Below are the records. Count the lines containing the string "Listwy", and reply with the number alone.

Dataset entries:
※

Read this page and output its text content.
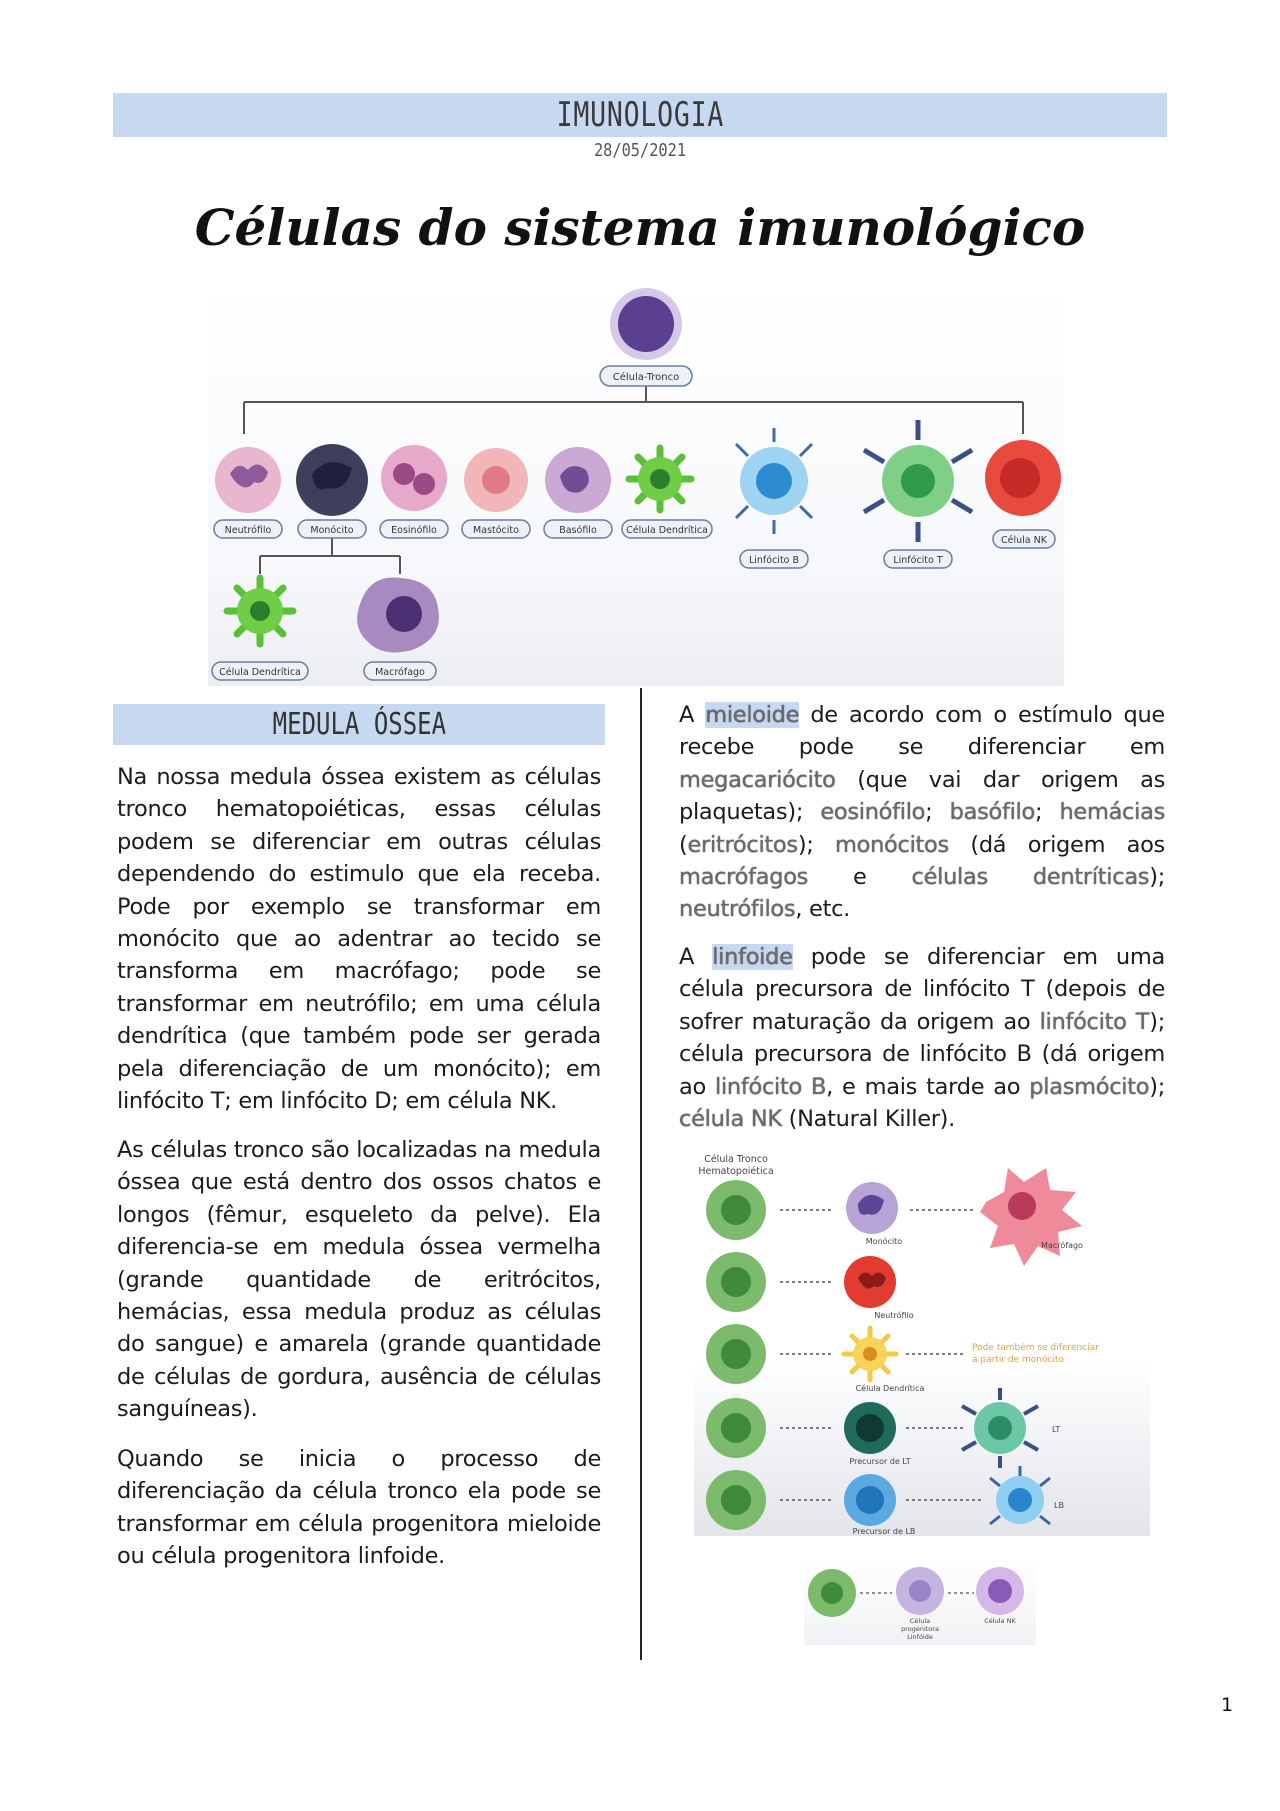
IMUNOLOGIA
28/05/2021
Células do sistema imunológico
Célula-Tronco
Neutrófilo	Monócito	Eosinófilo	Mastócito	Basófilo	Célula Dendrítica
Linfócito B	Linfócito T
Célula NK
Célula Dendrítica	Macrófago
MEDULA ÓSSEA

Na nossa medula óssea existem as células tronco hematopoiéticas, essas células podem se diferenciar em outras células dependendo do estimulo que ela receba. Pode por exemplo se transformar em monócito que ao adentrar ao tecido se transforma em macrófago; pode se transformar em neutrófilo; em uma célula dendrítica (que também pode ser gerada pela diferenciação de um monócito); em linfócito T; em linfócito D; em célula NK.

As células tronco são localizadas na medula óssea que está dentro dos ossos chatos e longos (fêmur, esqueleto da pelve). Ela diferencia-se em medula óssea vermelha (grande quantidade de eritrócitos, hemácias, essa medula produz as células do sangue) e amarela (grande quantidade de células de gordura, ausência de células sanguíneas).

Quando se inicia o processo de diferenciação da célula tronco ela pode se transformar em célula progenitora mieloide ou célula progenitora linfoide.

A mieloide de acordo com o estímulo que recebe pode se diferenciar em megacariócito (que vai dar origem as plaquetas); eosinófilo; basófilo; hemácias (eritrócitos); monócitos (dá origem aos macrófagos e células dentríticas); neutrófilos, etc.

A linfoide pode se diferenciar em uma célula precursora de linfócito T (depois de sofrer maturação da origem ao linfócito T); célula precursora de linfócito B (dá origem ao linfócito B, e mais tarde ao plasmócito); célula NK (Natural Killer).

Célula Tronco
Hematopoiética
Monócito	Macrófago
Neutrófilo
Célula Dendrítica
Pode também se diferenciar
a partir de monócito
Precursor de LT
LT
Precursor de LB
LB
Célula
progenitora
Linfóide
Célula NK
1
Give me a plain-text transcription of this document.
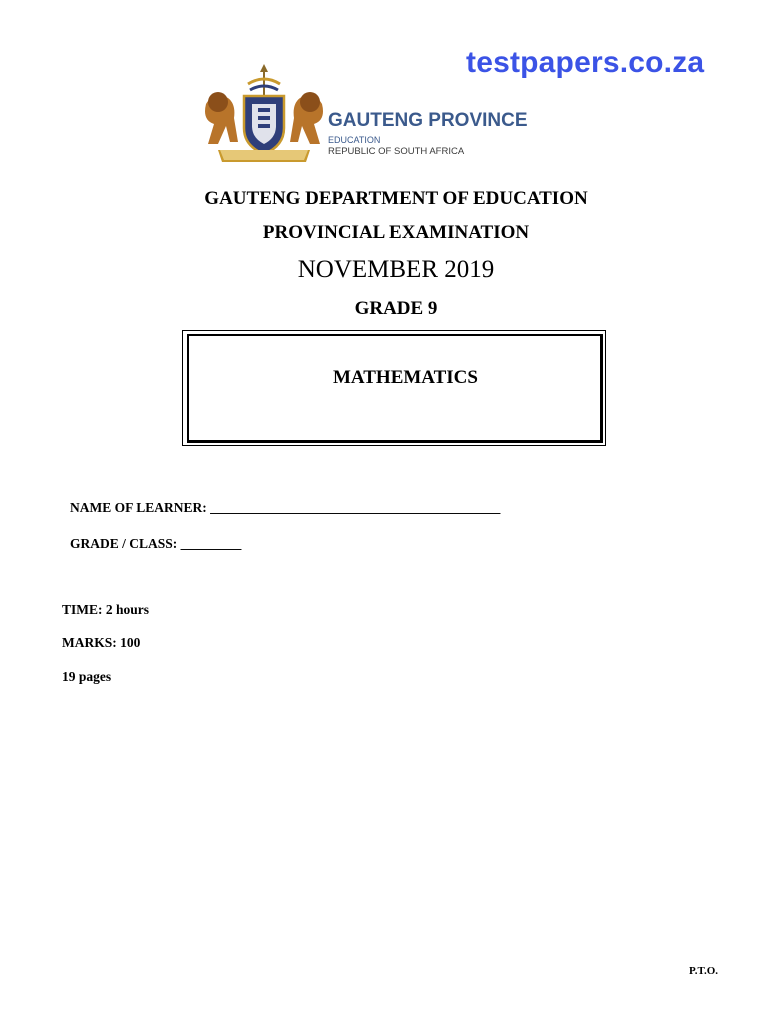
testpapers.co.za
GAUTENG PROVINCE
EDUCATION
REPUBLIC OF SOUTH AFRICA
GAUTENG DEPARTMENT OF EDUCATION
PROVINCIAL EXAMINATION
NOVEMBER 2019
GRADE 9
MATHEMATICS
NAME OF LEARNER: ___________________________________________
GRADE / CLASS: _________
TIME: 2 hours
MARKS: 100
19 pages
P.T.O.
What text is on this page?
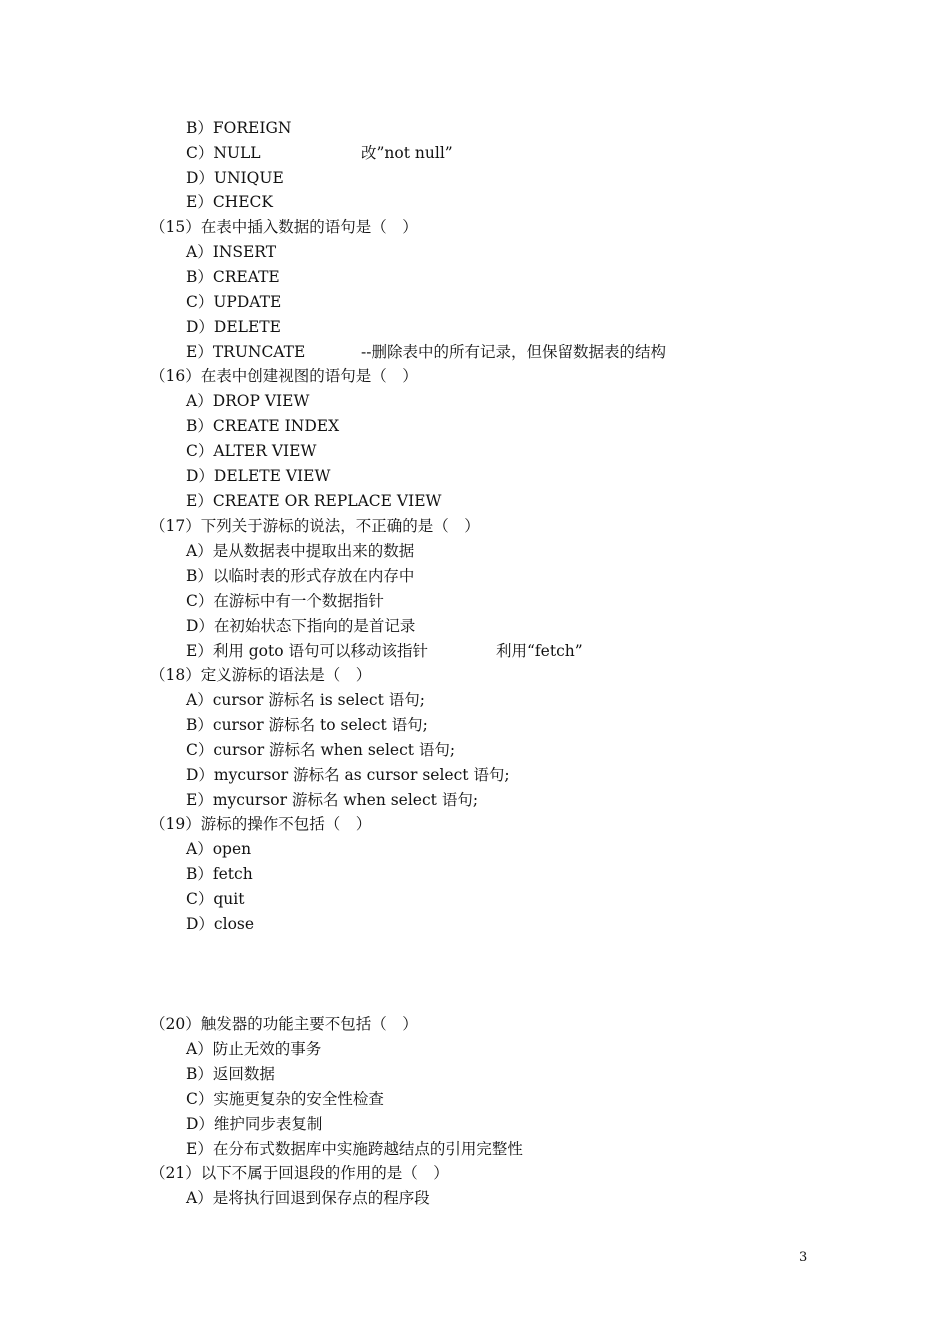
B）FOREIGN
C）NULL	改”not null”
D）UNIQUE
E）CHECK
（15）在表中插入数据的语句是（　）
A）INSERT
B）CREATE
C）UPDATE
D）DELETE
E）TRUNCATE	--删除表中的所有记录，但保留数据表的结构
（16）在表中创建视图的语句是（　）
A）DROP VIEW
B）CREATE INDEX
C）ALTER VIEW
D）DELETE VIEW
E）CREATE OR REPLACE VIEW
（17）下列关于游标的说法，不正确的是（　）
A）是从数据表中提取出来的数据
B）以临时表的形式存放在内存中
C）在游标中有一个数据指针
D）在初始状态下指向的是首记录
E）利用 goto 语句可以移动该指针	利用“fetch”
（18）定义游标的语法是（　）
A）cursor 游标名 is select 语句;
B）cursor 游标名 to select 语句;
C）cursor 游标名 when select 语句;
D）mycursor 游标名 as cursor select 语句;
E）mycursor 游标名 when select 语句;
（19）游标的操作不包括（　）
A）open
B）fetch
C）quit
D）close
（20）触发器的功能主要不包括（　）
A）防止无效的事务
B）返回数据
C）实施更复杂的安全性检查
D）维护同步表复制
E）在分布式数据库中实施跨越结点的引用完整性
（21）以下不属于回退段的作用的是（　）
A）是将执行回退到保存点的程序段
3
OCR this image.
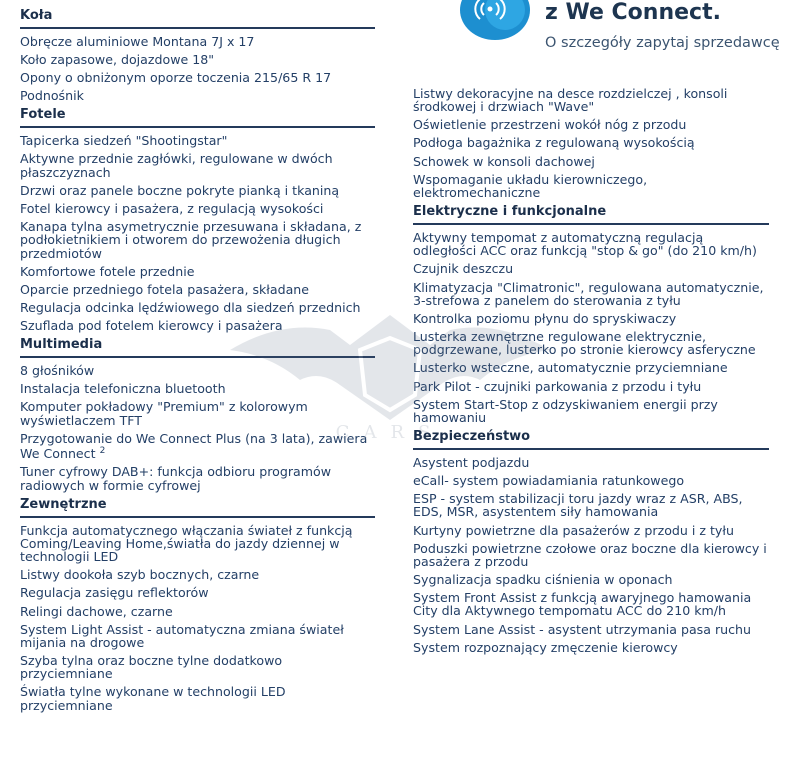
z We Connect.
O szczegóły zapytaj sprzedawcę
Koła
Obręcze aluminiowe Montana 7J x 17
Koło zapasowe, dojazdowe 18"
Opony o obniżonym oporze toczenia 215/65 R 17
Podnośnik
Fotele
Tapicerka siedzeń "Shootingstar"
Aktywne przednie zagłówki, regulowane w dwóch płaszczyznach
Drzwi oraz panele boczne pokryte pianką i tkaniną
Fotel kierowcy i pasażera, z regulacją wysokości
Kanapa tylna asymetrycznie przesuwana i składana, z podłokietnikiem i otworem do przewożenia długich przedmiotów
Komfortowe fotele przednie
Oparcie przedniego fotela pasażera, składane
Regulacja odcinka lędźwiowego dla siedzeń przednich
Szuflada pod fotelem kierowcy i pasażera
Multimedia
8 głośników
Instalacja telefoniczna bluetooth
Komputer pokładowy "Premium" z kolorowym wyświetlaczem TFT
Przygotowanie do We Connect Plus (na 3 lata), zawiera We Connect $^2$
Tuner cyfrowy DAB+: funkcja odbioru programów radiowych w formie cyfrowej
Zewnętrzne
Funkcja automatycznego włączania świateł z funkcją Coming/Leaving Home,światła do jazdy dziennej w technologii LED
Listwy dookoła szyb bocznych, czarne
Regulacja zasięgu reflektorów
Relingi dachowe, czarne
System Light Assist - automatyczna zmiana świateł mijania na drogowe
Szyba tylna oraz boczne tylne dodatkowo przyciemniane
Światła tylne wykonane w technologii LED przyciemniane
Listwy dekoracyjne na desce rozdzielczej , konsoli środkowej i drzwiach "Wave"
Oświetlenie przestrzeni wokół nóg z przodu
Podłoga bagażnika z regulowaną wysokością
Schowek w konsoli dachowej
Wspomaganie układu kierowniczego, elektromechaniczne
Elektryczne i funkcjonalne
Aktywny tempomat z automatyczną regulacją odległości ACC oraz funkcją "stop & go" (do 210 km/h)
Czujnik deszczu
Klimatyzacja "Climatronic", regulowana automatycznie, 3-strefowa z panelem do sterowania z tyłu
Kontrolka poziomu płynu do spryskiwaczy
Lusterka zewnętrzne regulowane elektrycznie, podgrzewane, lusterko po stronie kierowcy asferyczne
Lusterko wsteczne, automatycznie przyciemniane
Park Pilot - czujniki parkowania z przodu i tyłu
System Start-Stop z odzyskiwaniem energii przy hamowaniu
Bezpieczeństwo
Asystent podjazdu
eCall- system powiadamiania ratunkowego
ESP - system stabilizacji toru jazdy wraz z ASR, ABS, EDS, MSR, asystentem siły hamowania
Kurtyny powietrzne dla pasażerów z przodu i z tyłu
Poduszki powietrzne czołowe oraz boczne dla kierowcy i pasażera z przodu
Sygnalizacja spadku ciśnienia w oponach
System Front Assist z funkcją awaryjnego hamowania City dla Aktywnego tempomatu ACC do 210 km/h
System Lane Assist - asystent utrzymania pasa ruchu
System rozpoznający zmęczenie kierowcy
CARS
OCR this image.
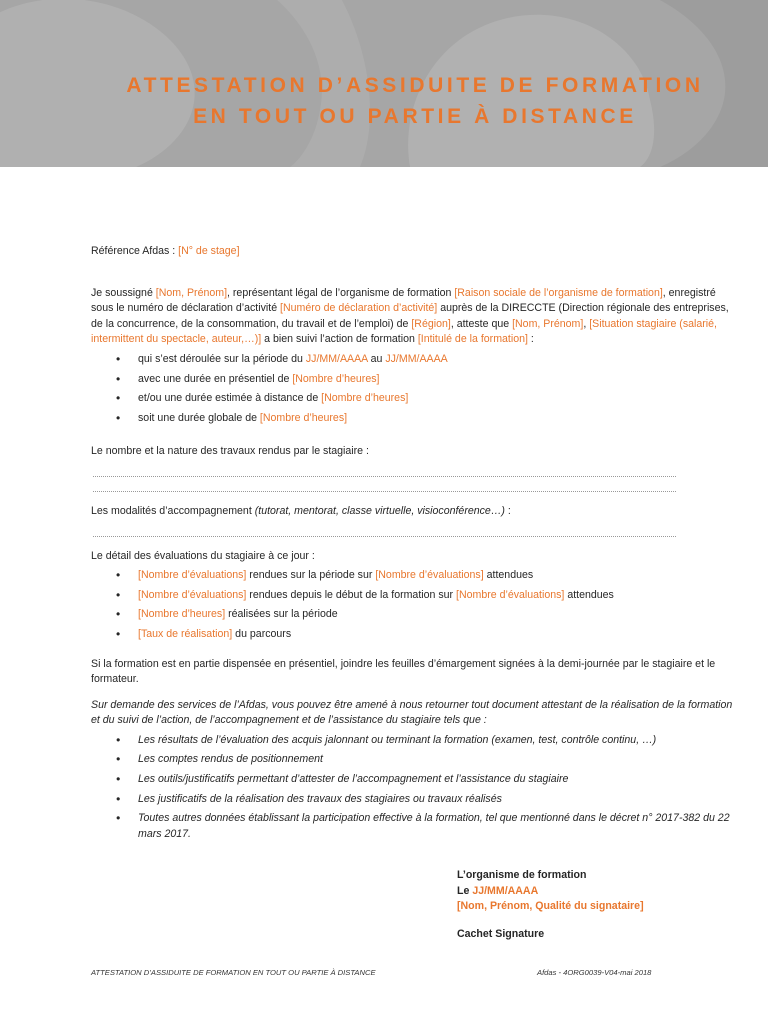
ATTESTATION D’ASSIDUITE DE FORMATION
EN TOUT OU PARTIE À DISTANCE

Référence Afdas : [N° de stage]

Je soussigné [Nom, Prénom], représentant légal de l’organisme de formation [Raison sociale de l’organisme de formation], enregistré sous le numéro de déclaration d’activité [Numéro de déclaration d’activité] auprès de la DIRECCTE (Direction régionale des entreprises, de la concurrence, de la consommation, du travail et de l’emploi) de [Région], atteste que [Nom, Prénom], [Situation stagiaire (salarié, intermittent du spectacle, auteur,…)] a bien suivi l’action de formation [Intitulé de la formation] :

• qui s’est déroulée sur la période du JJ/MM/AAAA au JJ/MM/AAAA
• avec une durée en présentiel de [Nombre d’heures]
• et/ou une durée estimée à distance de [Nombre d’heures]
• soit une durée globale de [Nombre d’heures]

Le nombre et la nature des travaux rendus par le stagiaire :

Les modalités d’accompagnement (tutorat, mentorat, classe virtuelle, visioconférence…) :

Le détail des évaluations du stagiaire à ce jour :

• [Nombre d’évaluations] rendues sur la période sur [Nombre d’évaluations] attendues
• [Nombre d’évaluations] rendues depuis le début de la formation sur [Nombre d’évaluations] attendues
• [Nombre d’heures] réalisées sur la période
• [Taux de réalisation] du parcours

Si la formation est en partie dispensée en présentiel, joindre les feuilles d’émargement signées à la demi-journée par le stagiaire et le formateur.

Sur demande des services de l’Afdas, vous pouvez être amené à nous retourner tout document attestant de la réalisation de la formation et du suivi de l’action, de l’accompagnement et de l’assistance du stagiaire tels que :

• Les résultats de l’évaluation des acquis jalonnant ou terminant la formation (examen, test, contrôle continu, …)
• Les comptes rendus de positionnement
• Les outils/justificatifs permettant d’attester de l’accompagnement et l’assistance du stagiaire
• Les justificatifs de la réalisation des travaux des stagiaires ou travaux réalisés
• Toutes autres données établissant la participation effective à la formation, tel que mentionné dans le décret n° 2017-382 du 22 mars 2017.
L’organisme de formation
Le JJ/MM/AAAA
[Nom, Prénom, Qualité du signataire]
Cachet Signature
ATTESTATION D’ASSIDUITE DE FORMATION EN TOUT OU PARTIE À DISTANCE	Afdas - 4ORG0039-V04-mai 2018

※

Answer to this exercise: 2